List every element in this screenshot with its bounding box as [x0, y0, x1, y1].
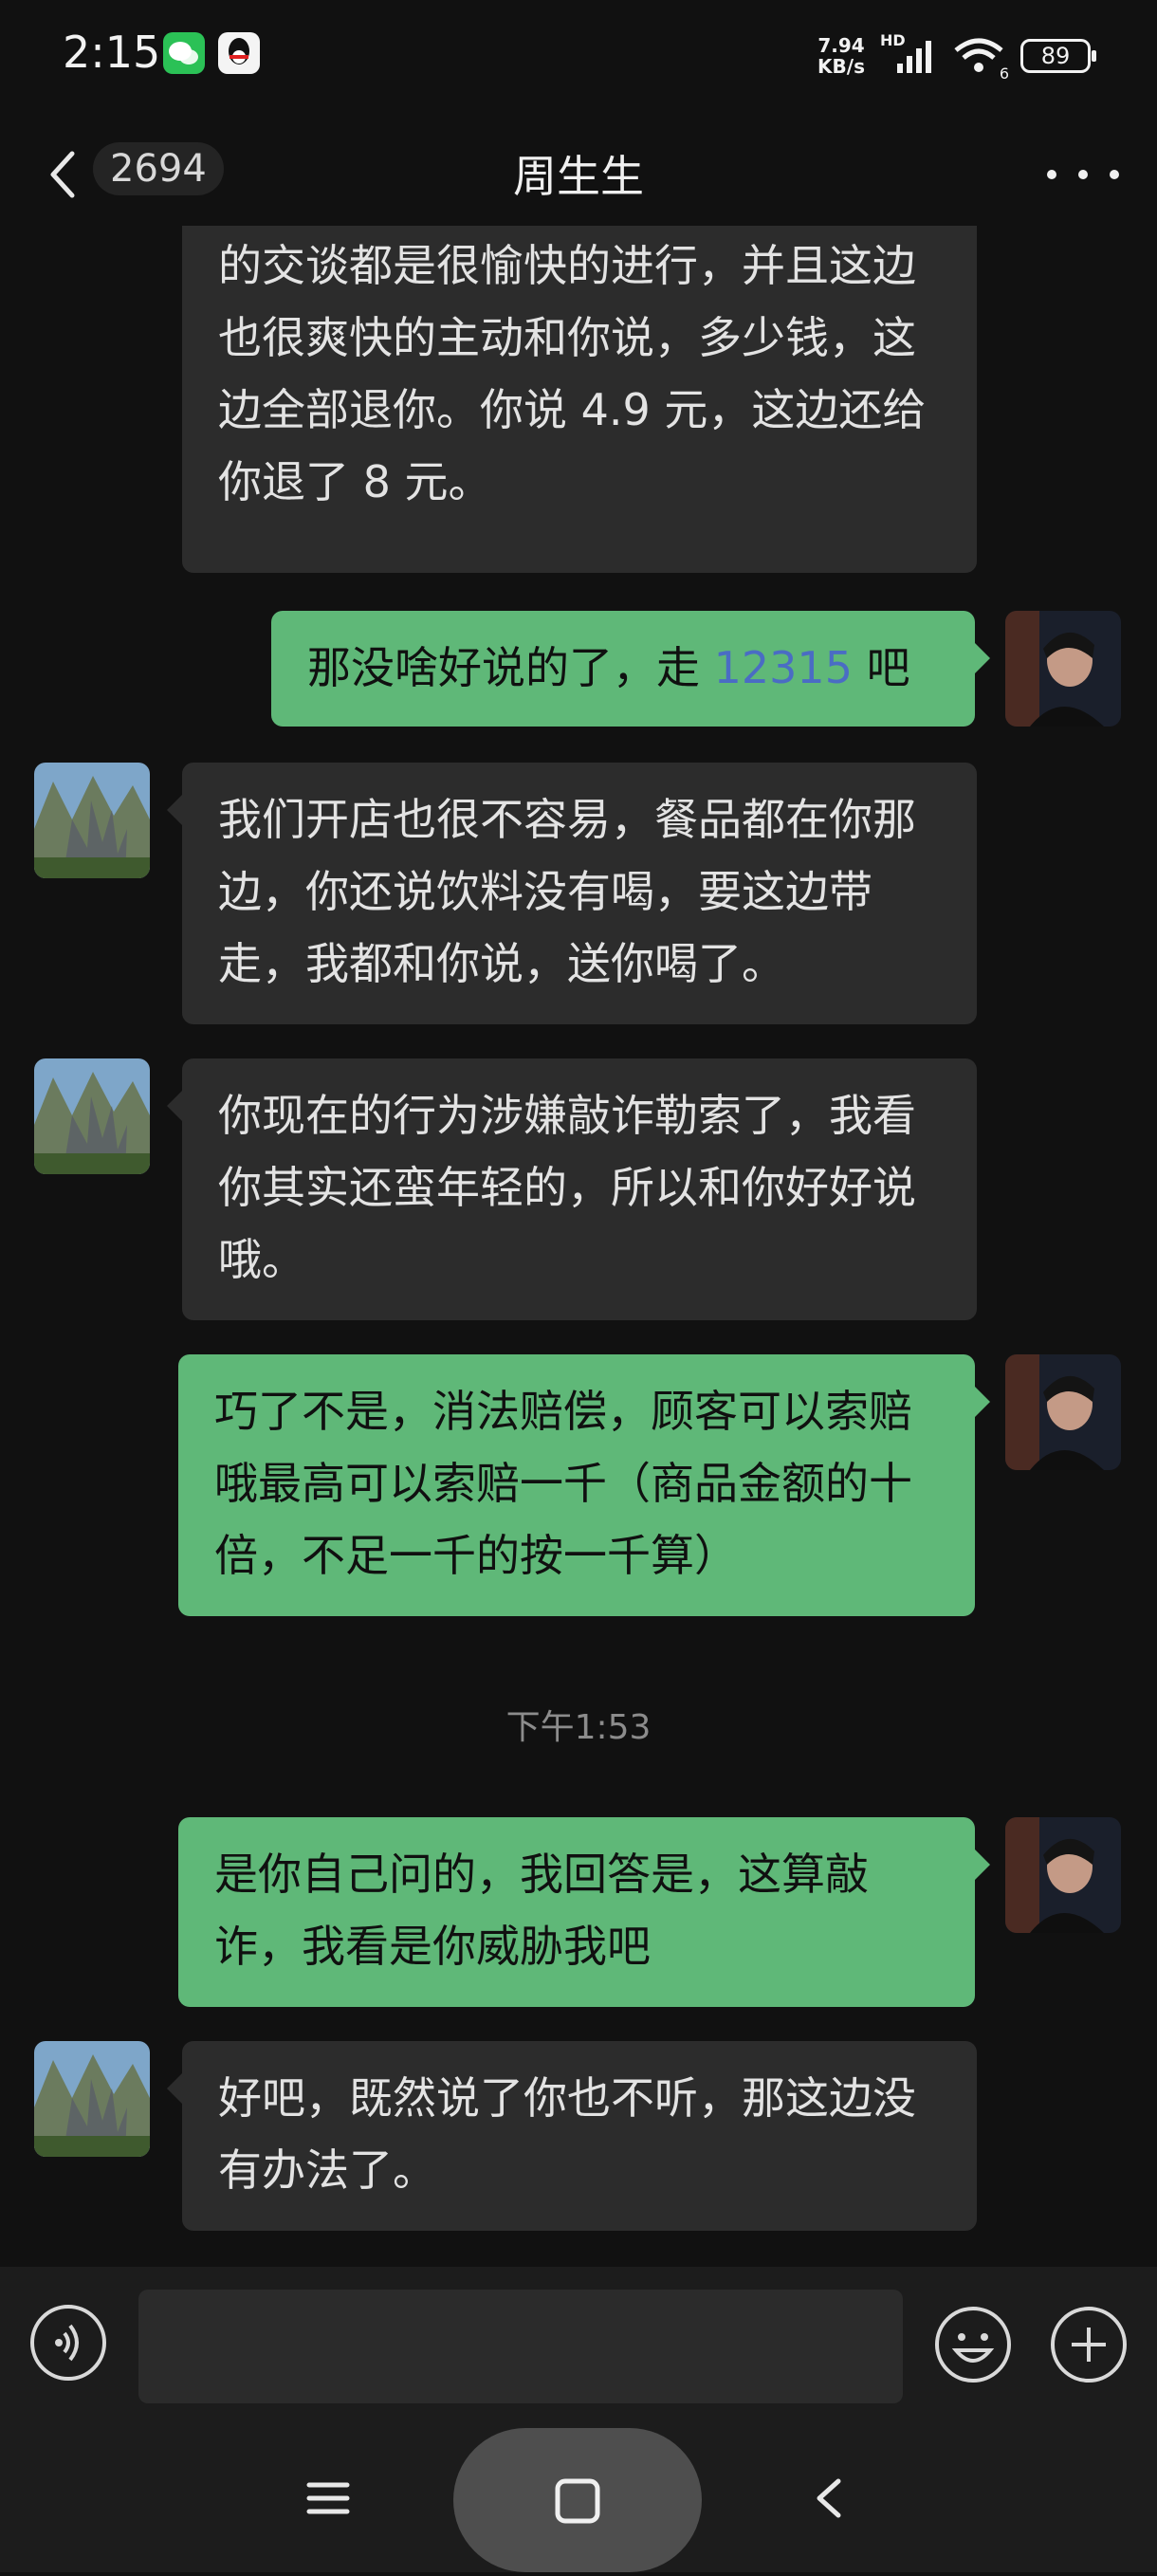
home-square-icon	[555, 2478, 600, 2524]
recent-apps-button[interactable]	[305, 2475, 351, 2521]
message-text: 好吧，既然说了你也不听，那这边没有办法了。	[218, 2072, 916, 2196]
status-time: 2:15	[63, 27, 161, 78]
emoji-icon	[935, 2307, 1011, 2383]
message-text: 我们开店也很不容易，餐品都在你那边，你还说饮料没有喝，要这边带走，我都和你说，送…	[218, 794, 916, 989]
incoming-message[interactable]: 你现在的行为涉嫌敲诈勒索了，我看你其实还蛮年轻的，所以和你好好说哦。	[167, 1058, 977, 1320]
message-text: 吧	[852, 642, 910, 693]
qq-notification-icon	[218, 32, 260, 74]
voice-icon	[55, 2324, 79, 2362]
my-avatar[interactable]	[1005, 611, 1121, 727]
system-back-button[interactable]	[808, 2475, 854, 2521]
chat-header: 2694 周生生	[0, 121, 1157, 226]
phone-number-link[interactable]: 12315	[714, 642, 853, 693]
message-timestamp: 下午1:53	[505, 1708, 652, 1747]
emoji-button[interactable]	[933, 2305, 1013, 2384]
plus-icon	[1051, 2307, 1127, 2383]
wifi-label: 6	[999, 64, 1009, 83]
message-text: 是你自己问的，我回答是，这算敲诈，我看是你威胁我吧	[214, 1849, 869, 1972]
plus-button[interactable]	[1049, 2305, 1129, 2384]
message-input[interactable]	[138, 2290, 903, 2403]
input-bar	[0, 2267, 1157, 2428]
incoming-message[interactable]: 好吧，既然说了你也不听，那这边没有办法了。	[167, 2041, 977, 2231]
home-button[interactable]	[453, 2428, 702, 2572]
more-dots-icon	[1047, 170, 1056, 179]
message-list[interactable]: 这就已经给你全额退款了，我们所有的交谈都是很愉快的进行，并且这边也很爽快的主动和…	[0, 226, 1157, 2267]
my-avatar[interactable]	[1005, 1354, 1121, 1470]
voice-button[interactable]	[30, 2305, 106, 2381]
outgoing-message[interactable]: 那没啥好说的了，走 12315 吧	[271, 611, 990, 727]
system-navigation-bar	[0, 2428, 1157, 2572]
more-dots-icon	[1110, 170, 1119, 179]
signal-icon: HD	[880, 31, 937, 77]
contact-avatar[interactable]	[34, 1058, 150, 1174]
wechat-notification-icon	[163, 32, 205, 74]
net-speed-unit: KB/s	[817, 55, 865, 78]
network-speed: 7.94 KB/s	[817, 35, 865, 77]
message-text: 巧了不是，消法赔偿，顾客可以索赔哦最高可以索赔一千（商品金额的十倍，不足一千的按…	[214, 1386, 912, 1581]
status-bar: 2:15 7.94 KB/s HD 6 89	[0, 0, 1157, 114]
incoming-message[interactable]: 我们开店也很不容易，餐品都在你那边，你还说饮料没有喝，要这边带走，我都和你说，送…	[167, 763, 977, 1024]
more-button[interactable]	[1047, 156, 1119, 193]
battery-indicator: 89	[1020, 39, 1096, 73]
back-chevron-icon	[817, 2478, 841, 2518]
message-text: 那没啥好说的了，走	[307, 642, 714, 693]
more-dots-icon	[1078, 170, 1088, 179]
contact-avatar[interactable]	[34, 2041, 150, 2157]
outgoing-message[interactable]: 是你自己问的，我回答是，这算敲诈，我看是你威胁我吧	[178, 1817, 990, 2007]
my-avatar[interactable]	[1005, 1817, 1121, 1933]
wifi-icon: 6	[952, 35, 1009, 83]
menu-icon	[306, 2482, 350, 2514]
message-text: 你现在的行为涉嫌敲诈勒索了，我看你其实还蛮年轻的，所以和你好好说哦。	[218, 1090, 916, 1285]
chat-title: 周生生	[513, 151, 644, 202]
net-speed-value: 7.94	[817, 34, 865, 57]
contact-avatar[interactable]	[34, 763, 150, 878]
message-text: 这就已经给你全额退款了，我们所有的交谈都是很愉快的进行，并且这边也很爽快的主动和…	[218, 240, 927, 507]
incoming-message[interactable]: 这就已经给你全额退款了，我们所有的交谈都是很愉快的进行，并且这边也很爽快的主动和…	[182, 226, 977, 573]
status-indicators: 7.94 KB/s HD 6 89	[817, 31, 1096, 83]
battery-level: 89	[1040, 43, 1071, 69]
outgoing-message[interactable]: 巧了不是，消法赔偿，顾客可以索赔哦最高可以索赔一千（商品金额的十倍，不足一千的按…	[178, 1354, 990, 1616]
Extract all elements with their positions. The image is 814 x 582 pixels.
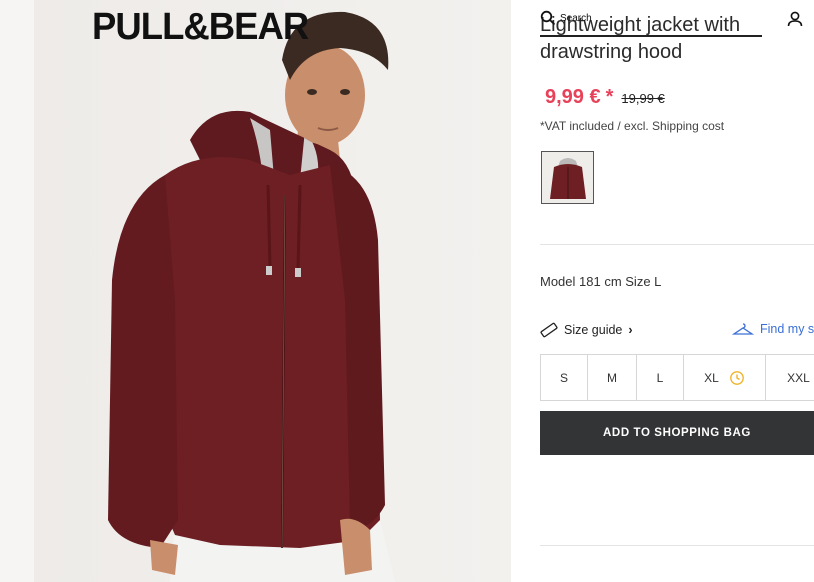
size-option-m[interactable]: M bbox=[588, 355, 637, 400]
search-button[interactable]: Search bbox=[540, 10, 592, 26]
size-label: S bbox=[559, 370, 568, 385]
user-icon bbox=[787, 11, 803, 27]
price-asterisk: * bbox=[605, 86, 614, 108]
current-price: 9,99 € bbox=[545, 86, 601, 108]
search-icon bbox=[540, 10, 556, 26]
model-info: Model 181 cm Size L bbox=[540, 274, 662, 289]
size-selector: S M L XL XXL bbox=[540, 354, 814, 401]
section-divider bbox=[540, 545, 814, 546]
size-label: M bbox=[607, 370, 617, 385]
section-divider bbox=[540, 244, 814, 245]
product-image[interactable] bbox=[0, 0, 511, 582]
size-option-xl[interactable]: XL bbox=[684, 355, 766, 400]
hanger-icon bbox=[732, 323, 754, 335]
size-label: XL bbox=[704, 370, 719, 385]
add-to-bag-button[interactable]: ADD TO SHOPPING BAG bbox=[540, 411, 814, 455]
clock-icon bbox=[729, 370, 744, 385]
find-size-label: Find my s bbox=[760, 322, 814, 336]
original-price: 19,99 € bbox=[621, 91, 665, 106]
account-button[interactable] bbox=[786, 10, 804, 33]
chevron-right-icon: › bbox=[628, 323, 633, 337]
size-option-xxl[interactable]: XXL bbox=[766, 355, 814, 400]
jacket-thumbnail-image bbox=[549, 157, 586, 199]
size-label: L bbox=[656, 370, 664, 385]
size-option-s[interactable]: S bbox=[541, 355, 588, 400]
brand-logo[interactable]: PULL&BEAR bbox=[92, 8, 309, 46]
ruler-icon bbox=[540, 322, 558, 338]
title-underline bbox=[540, 35, 762, 37]
model-illustration bbox=[108, 11, 395, 582]
color-swatch-thumbnail[interactable] bbox=[541, 151, 594, 204]
size-guide-label: Size guide bbox=[564, 323, 623, 337]
vat-note: *VAT included / excl. Shipping cost bbox=[540, 119, 725, 133]
size-option-l[interactable]: L bbox=[637, 355, 684, 400]
find-my-size-link[interactable]: Find my s bbox=[732, 322, 814, 336]
price-row: 9,99 € * 19,99 € bbox=[545, 86, 665, 109]
search-label: Search bbox=[560, 12, 592, 24]
size-label: XXL bbox=[787, 370, 810, 385]
size-guide-link[interactable]: Size guide › bbox=[540, 322, 633, 338]
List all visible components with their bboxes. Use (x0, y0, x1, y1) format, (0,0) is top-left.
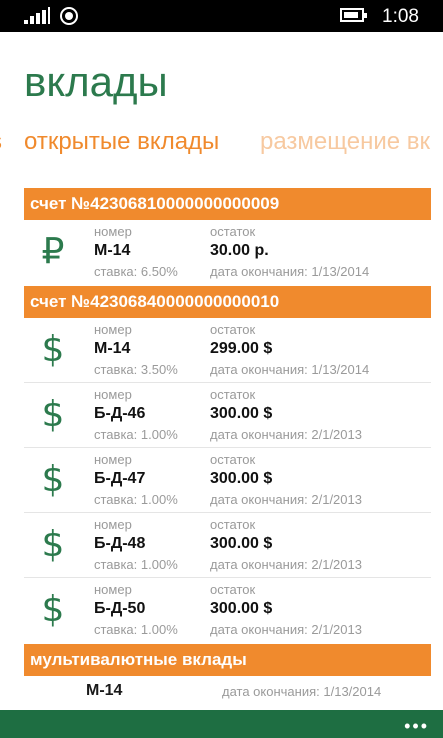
deposit-rate: ставка: 1.00% (94, 492, 178, 507)
dollar-icon: $ (41, 329, 65, 370)
deposits-list: счет №42306810000000000009 ₽ номер остат… (24, 188, 431, 716)
deposit-number: Б-Д-47 (94, 470, 146, 487)
deposit-number: Б-Д-50 (94, 600, 146, 617)
app-bar: ••• (0, 710, 443, 738)
account-header[interactable]: счет №42306840000000000010 (24, 286, 431, 318)
deposit-end-date: дата окончания: 2/1/2013 (210, 492, 362, 507)
battery-icon (340, 8, 367, 22)
pivot-tab-placement[interactable]: размещение вк (260, 128, 430, 156)
deposit-number: М-14 (94, 242, 131, 259)
balance-label: остаток (210, 517, 256, 532)
number-label: номер (94, 322, 132, 337)
number-label: номер (94, 517, 132, 532)
number-label: номер (94, 452, 132, 467)
balance-label: остаток (210, 452, 256, 467)
deposit-number: М-14 (94, 340, 131, 357)
deposit-row[interactable]: $ номер остаток Б-Д-47 300.00 $ ставка: … (24, 448, 431, 513)
deposit-end-date: дата окончания: 1/13/2014 (210, 362, 370, 377)
deposit-row[interactable]: $ номер остаток Б-Д-46 300.00 $ ставка: … (24, 383, 431, 448)
more-options-icon[interactable]: ••• (404, 716, 429, 737)
deposit-number: Б-Д-48 (94, 535, 146, 552)
number-label: номер (94, 582, 132, 597)
status-bar: 1:08 (0, 0, 443, 32)
deposit-balance: 300.00 $ (210, 600, 273, 617)
deposit-end-date: дата окончания: 1/13/2014 (222, 684, 382, 699)
deposit-row[interactable]: $ номер остаток М-14 299.00 $ ставка: 3.… (24, 318, 431, 383)
deposit-balance: 299.00 $ (210, 340, 273, 357)
deposit-rate: ставка: 1.00% (94, 427, 178, 442)
deposit-end-date: дата окончания: 2/1/2013 (210, 427, 362, 442)
deposit-rate: ставка: 1.00% (94, 557, 178, 572)
number-label: номер (94, 387, 132, 402)
deposit-balance: 30.00 р. (210, 242, 269, 259)
pivot-tab-open-deposits[interactable]: открытые вклады (24, 128, 219, 156)
deposit-rate: ставка: 1.00% (94, 622, 178, 637)
dollar-icon: $ (41, 459, 65, 500)
account-header[interactable]: счет №42306810000000000009 (24, 188, 431, 220)
dollar-icon: $ (41, 394, 65, 435)
deposit-row[interactable]: $ номер остаток Б-Д-48 300.00 $ ставка: … (24, 513, 431, 578)
balance-label: остаток (210, 387, 256, 402)
deposit-rate: ставка: 3.50% (94, 362, 178, 377)
deposit-balance: 300.00 $ (210, 405, 273, 422)
signal-strength-icon (24, 7, 50, 24)
deposit-balance: 300.00 $ (210, 535, 273, 552)
deposit-number: Б-Д-46 (94, 405, 146, 422)
pivot-prev-tab[interactable]: s (0, 128, 2, 156)
deposit-end-date: дата окончания: 1/13/2014 (210, 264, 370, 279)
deposit-end-date: дата окончания: 2/1/2013 (210, 557, 362, 572)
deposit-end-date: дата окончания: 2/1/2013 (210, 622, 362, 637)
dollar-icon: $ (41, 524, 65, 565)
balance-label: остаток (210, 582, 256, 597)
number-label: номер (94, 224, 132, 239)
dollar-icon: $ (41, 589, 65, 630)
sync-icon (60, 7, 78, 25)
balance-label: остаток (210, 224, 256, 239)
balance-label: остаток (210, 322, 256, 337)
deposit-rate: ставка: 6.50% (94, 264, 178, 279)
deposit-row[interactable]: ₽ номер остаток М-14 30.00 р. ставка: 6.… (24, 220, 431, 286)
multicurrency-header[interactable]: мультивалютные вклады (24, 644, 431, 676)
clock: 1:08 (382, 6, 419, 27)
pivot-headers: s открытые вклады размещение вк (0, 128, 443, 164)
page-title: вклады (24, 58, 168, 105)
deposit-row[interactable]: $ номер остаток Б-Д-50 300.00 $ ставка: … (24, 578, 431, 644)
deposit-balance: 300.00 $ (210, 470, 273, 487)
ruble-icon: ₽ (41, 231, 65, 272)
deposit-number: М-14 (86, 682, 123, 699)
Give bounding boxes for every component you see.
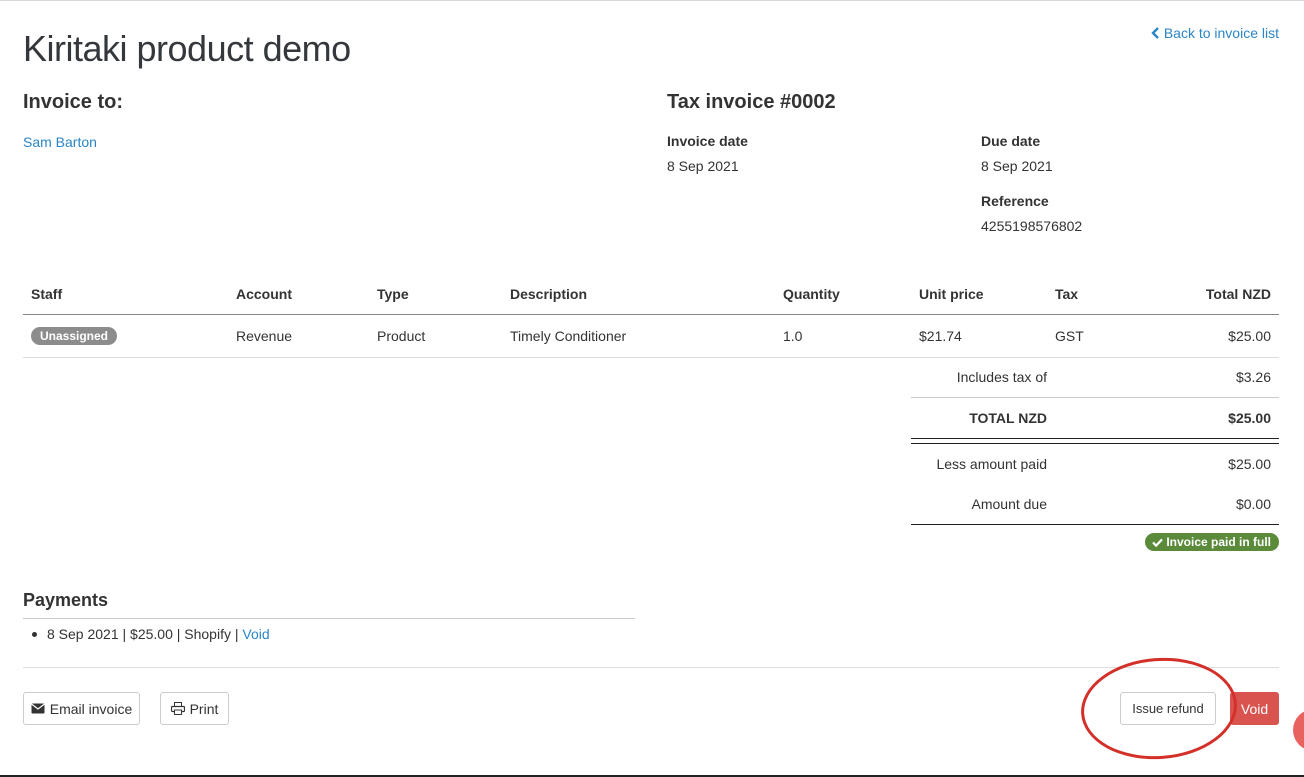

_EXERCISE GOAL_: Find each line in the items above that contains the string "thumbnail" and copy those lines.

_CORRECT OUTPUT_:
jacket-thumbnail-image bbox=[549, 157, 586, 199]
color-swatch-thumbnail[interactable] bbox=[541, 151, 594, 204]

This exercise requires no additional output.